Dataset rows
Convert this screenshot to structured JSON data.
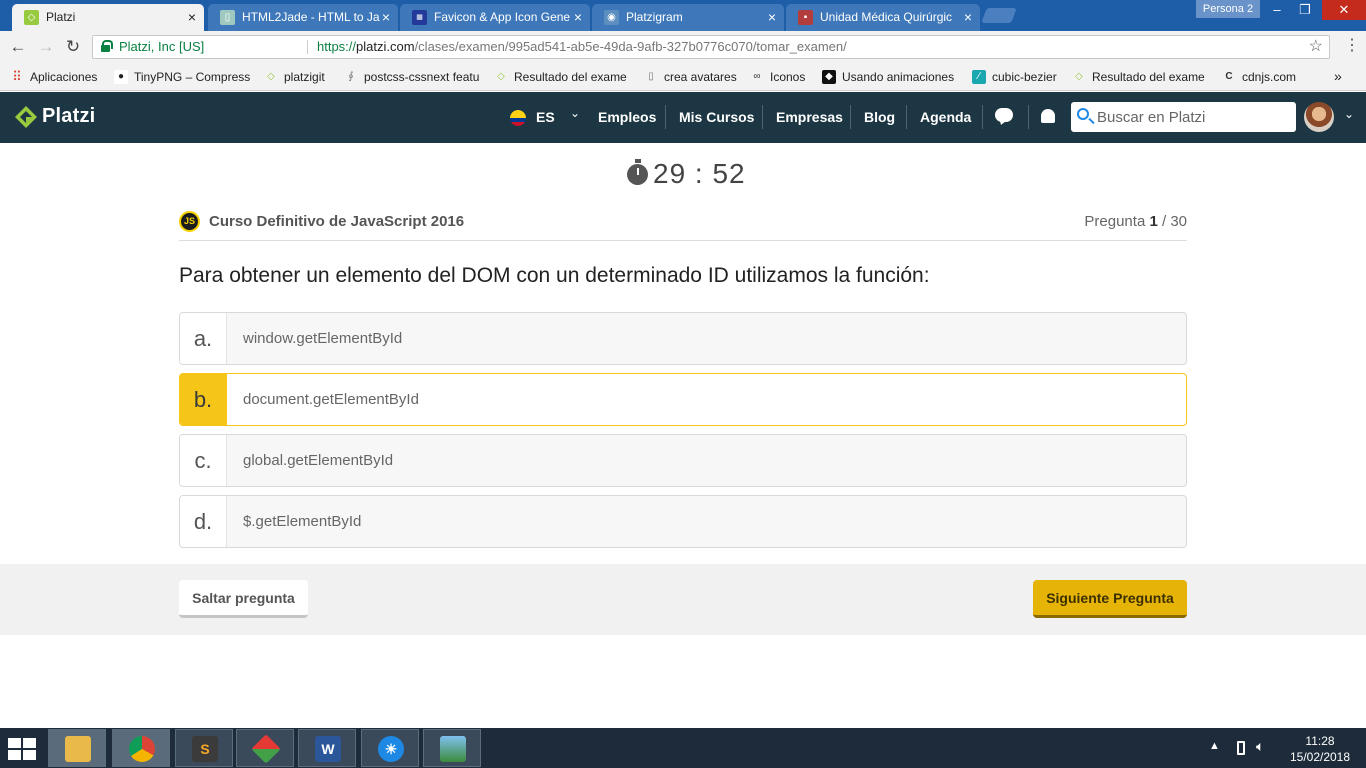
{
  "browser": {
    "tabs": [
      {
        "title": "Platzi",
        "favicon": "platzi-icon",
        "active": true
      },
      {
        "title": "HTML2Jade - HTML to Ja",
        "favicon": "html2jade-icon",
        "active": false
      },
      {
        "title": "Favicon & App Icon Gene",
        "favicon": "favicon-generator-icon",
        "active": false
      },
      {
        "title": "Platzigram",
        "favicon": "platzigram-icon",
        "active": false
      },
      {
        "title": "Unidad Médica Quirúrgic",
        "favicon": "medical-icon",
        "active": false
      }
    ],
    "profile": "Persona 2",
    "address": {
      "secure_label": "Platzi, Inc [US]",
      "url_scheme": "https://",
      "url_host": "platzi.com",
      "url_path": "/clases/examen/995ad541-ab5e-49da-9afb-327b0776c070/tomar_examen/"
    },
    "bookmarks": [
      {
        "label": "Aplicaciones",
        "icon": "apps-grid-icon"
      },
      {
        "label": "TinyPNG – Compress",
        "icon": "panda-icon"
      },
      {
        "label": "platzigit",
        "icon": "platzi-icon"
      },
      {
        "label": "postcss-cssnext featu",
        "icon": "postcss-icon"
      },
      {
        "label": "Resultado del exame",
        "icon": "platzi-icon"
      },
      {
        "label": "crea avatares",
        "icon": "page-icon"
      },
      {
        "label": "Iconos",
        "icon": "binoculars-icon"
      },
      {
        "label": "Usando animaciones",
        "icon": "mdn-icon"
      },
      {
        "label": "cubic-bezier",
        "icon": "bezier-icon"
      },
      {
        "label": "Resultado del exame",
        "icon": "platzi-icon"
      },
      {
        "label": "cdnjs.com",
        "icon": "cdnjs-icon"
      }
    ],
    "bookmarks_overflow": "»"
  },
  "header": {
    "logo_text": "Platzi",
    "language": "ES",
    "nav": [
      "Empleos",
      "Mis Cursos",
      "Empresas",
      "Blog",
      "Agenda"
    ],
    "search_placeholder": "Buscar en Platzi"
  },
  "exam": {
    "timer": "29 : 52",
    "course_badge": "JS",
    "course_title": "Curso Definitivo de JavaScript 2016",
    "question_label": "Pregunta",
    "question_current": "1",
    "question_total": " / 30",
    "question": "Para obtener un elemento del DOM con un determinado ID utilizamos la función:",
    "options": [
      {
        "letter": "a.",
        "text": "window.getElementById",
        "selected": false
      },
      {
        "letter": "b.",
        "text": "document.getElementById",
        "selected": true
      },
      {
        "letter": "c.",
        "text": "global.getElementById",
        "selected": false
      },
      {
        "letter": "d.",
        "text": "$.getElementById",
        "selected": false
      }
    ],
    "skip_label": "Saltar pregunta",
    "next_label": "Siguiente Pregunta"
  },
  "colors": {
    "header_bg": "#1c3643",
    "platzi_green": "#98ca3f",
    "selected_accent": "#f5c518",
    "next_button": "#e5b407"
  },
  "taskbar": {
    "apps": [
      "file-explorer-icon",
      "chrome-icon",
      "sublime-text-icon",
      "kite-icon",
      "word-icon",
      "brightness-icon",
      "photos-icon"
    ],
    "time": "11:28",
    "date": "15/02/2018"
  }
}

● STATED TASK:
Reproduce all the records verbatim, excluding images.

● OUTPUT FOR THIS EXERCISE:
Convert this screenshot to structured JSON data.
{
  "browser": {
    "tabs": [
      {
        "title": "Platzi",
        "favicon": "platzi-icon",
        "active": true
      },
      {
        "title": "HTML2Jade - HTML to Ja",
        "favicon": "html2jade-icon",
        "active": false
      },
      {
        "title": "Favicon & App Icon Gene",
        "favicon": "favicon-generator-icon",
        "active": false
      },
      {
        "title": "Platzigram",
        "favicon": "platzigram-icon",
        "active": false
      },
      {
        "title": "Unidad Médica Quirúrgic",
        "favicon": "medical-icon",
        "active": false
      }
    ],
    "profile": "Persona 2",
    "address": {
      "secure_label": "Platzi, Inc [US]",
      "url_scheme": "https://",
      "url_host": "platzi.com",
      "url_path": "/clases/examen/995ad541-ab5e-49da-9afb-327b0776c070/tomar_examen/"
    },
    "bookmarks": [
      {
        "label": "Aplicaciones",
        "icon": "apps-grid-icon"
      },
      {
        "label": "TinyPNG – Compress",
        "icon": "panda-icon"
      },
      {
        "label": "platzigit",
        "icon": "platzi-icon"
      },
      {
        "label": "postcss-cssnext featu",
        "icon": "postcss-icon"
      },
      {
        "label": "Resultado del exame",
        "icon": "platzi-icon"
      },
      {
        "label": "crea avatares",
        "icon": "page-icon"
      },
      {
        "label": "Iconos",
        "icon": "binoculars-icon"
      },
      {
        "label": "Usando animaciones",
        "icon": "mdn-icon"
      },
      {
        "label": "cubic-bezier",
        "icon": "bezier-icon"
      },
      {
        "label": "Resultado del exame",
        "icon": "platzi-icon"
      },
      {
        "label": "cdnjs.com",
        "icon": "cdnjs-icon"
      }
    ],
    "bookmarks_overflow": "»"
  },
  "header": {
    "logo_text": "Platzi",
    "language": "ES",
    "nav": [
      "Empleos",
      "Mis Cursos",
      "Empresas",
      "Blog",
      "Agenda"
    ],
    "search_placeholder": "Buscar en Platzi"
  },
  "exam": {
    "timer": "29 : 52",
    "course_badge": "JS",
    "course_title": "Curso Definitivo de JavaScript 2016",
    "question_label": "Pregunta",
    "question_current": "1",
    "question_total": " / 30",
    "question": "Para obtener un elemento del DOM con un determinado ID utilizamos la función:",
    "options": [
      {
        "letter": "a.",
        "text": "window.getElementById",
        "selected": false
      },
      {
        "letter": "b.",
        "text": "document.getElementById",
        "selected": true
      },
      {
        "letter": "c.",
        "text": "global.getElementById",
        "selected": false
      },
      {
        "letter": "d.",
        "text": "$.getElementById",
        "selected": false
      }
    ],
    "skip_label": "Saltar pregunta",
    "next_label": "Siguiente Pregunta"
  },
  "colors": {
    "header_bg": "#1c3643",
    "platzi_green": "#98ca3f",
    "selected_accent": "#f5c518",
    "next_button": "#e5b407"
  },
  "taskbar": {
    "apps": [
      "file-explorer-icon",
      "chrome-icon",
      "sublime-text-icon",
      "kite-icon",
      "word-icon",
      "brightness-icon",
      "photos-icon"
    ],
    "time": "11:28",
    "date": "15/02/2018"
  }
}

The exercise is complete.